[What is asked]
Return the listing below unchanged, minus its pictures.

[Data to process]
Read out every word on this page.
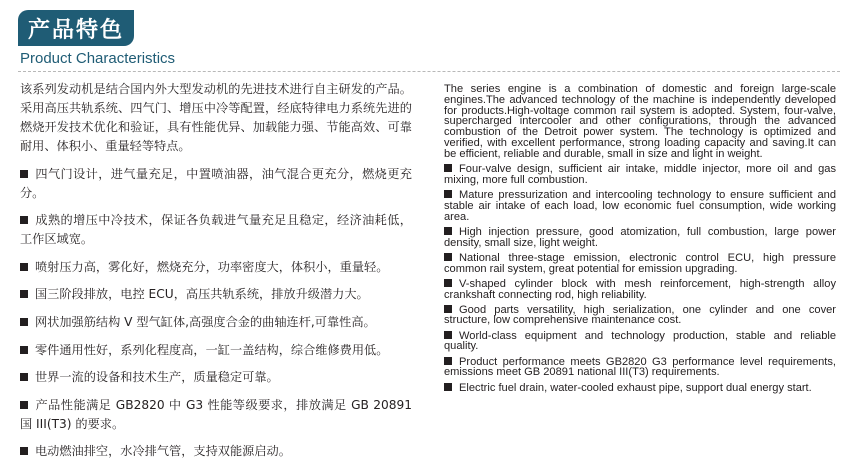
产品特色
Product Characteristics

该系列发动机是结合国内外大型发动机的先进技术进行自主研发的产品。采用高压共轨系统、四气门、增压中冷等配置，经底特律电力系统先进的燃烧开发技术优化和验证，具有性能优异、加载能力强、节能高效、可靠耐用、体积小、重量轻等特点。

四气门设计，进气量充足，中置喷油器，油气混合更充分，燃烧更充分。

成熟的增压中冷技术，保证各负载进气量充足且稳定，经济油耗低，工作区域宽。

喷射压力高，雾化好，燃烧充分，功率密度大，体积小，重量轻。

国三阶段排放，电控 ECU，高压共轨系统，排放升级潜力大。

网状加强筋结构 V 型气缸体,高强度合金的曲轴连杆,可靠性高。

零件通用性好，系列化程度高，一缸一盖结构，综合维修费用低。

世界一流的设备和技术生产，质量稳定可靠。

产品性能满足 GB2820 中 G3 性能等级要求，排放满足 GB 20891 国 III(T3) 的要求。

电动燃油排空，水冷排气管，支持双能源启动。

The series engine is a combination of domestic and foreign large-scale engines.The advanced technology of the machine is independently developed for products.High-voltage common rail system is adopted. System, four-valve, supercharged intercooler and other configurations, through the advanced combustion of the Detroit power system. The technology is optimized and verified, with excellent performance, strong loading capacity and saving.It can be efficient, reliable and durable, small in size and light in weight.

Four-valve design, sufficient air intake, middle injector, more oil and gas mixing, more full combustion.

Mature pressurization and intercooling technology to ensure sufficient and stable air intake of each load, low economic fuel consumption, wide working area.

High injection pressure, good atomization, full combustion, large power density, small size, light weight.

National three-stage emission, electronic control ECU, high pressure common rail system, great potential for emission upgrading.

V-shaped cylinder block with mesh reinforcement, high-strength alloy crankshaft connecting rod, high reliability.

Good parts versatility, high serialization, one cylinder and one cover structure, low comprehensive maintenance cost.

World-class equipment and technology production, stable and reliable quality.

Product performance meets GB2820 G3 performance level requirements, emissions meet GB 20891 national III(T3) requirements.

Electric fuel drain, water-cooled exhaust pipe, support dual energy start.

[Worked answer]
Read out every word on this page.
产品特色
Product Characteristics

该系列发动机是结合国内外大型发动机的先进技术进行自主研发的产品。采用高压共轨系统、四气门、增压中冷等配置，经底特律电力系统先进的燃烧开发技术优化和验证，具有性能优异、加载能力强、节能高效、可靠耐用、体积小、重量轻等特点。

四气门设计，进气量充足，中置喷油器，油气混合更充分，燃烧更充分。

成熟的增压中冷技术，保证各负载进气量充足且稳定，经济油耗低，工作区域宽。

喷射压力高，雾化好，燃烧充分，功率密度大，体积小，重量轻。

国三阶段排放，电控 ECU，高压共轨系统，排放升级潜力大。

网状加强筋结构 V 型气缸体,高强度合金的曲轴连杆,可靠性高。

零件通用性好，系列化程度高，一缸一盖结构，综合维修费用低。

世界一流的设备和技术生产，质量稳定可靠。

产品性能满足 GB2820 中 G3 性能等级要求，排放满足 GB 20891 国 III(T3) 的要求。

电动燃油排空，水冷排气管，支持双能源启动。

The series engine is a combination of domestic and foreign large-scale engines.The advanced technology of the machine is independently developed for products.High-voltage common rail system is adopted. System, four-valve, supercharged intercooler and other configurations, through the advanced combustion of the Detroit power system. The technology is optimized and verified, with excellent performance, strong loading capacity and saving.It can be efficient, reliable and durable, small in size and light in weight.

Four-valve design, sufficient air intake, middle injector, more oil and gas mixing, more full combustion.

Mature pressurization and intercooling technology to ensure sufficient and stable air intake of each load, low economic fuel consumption, wide working area.

High injection pressure, good atomization, full combustion, large power density, small size, light weight.

National three-stage emission, electronic control ECU, high pressure common rail system, great potential for emission upgrading.

V-shaped cylinder block with mesh reinforcement, high-strength alloy crankshaft connecting rod, high reliability.

Good parts versatility, high serialization, one cylinder and one cover structure, low comprehensive maintenance cost.

World-class equipment and technology production, stable and reliable quality.

Product performance meets GB2820 G3 performance level requirements, emissions meet GB 20891 national III(T3) requirements.

Electric fuel drain, water-cooled exhaust pipe, support dual energy start.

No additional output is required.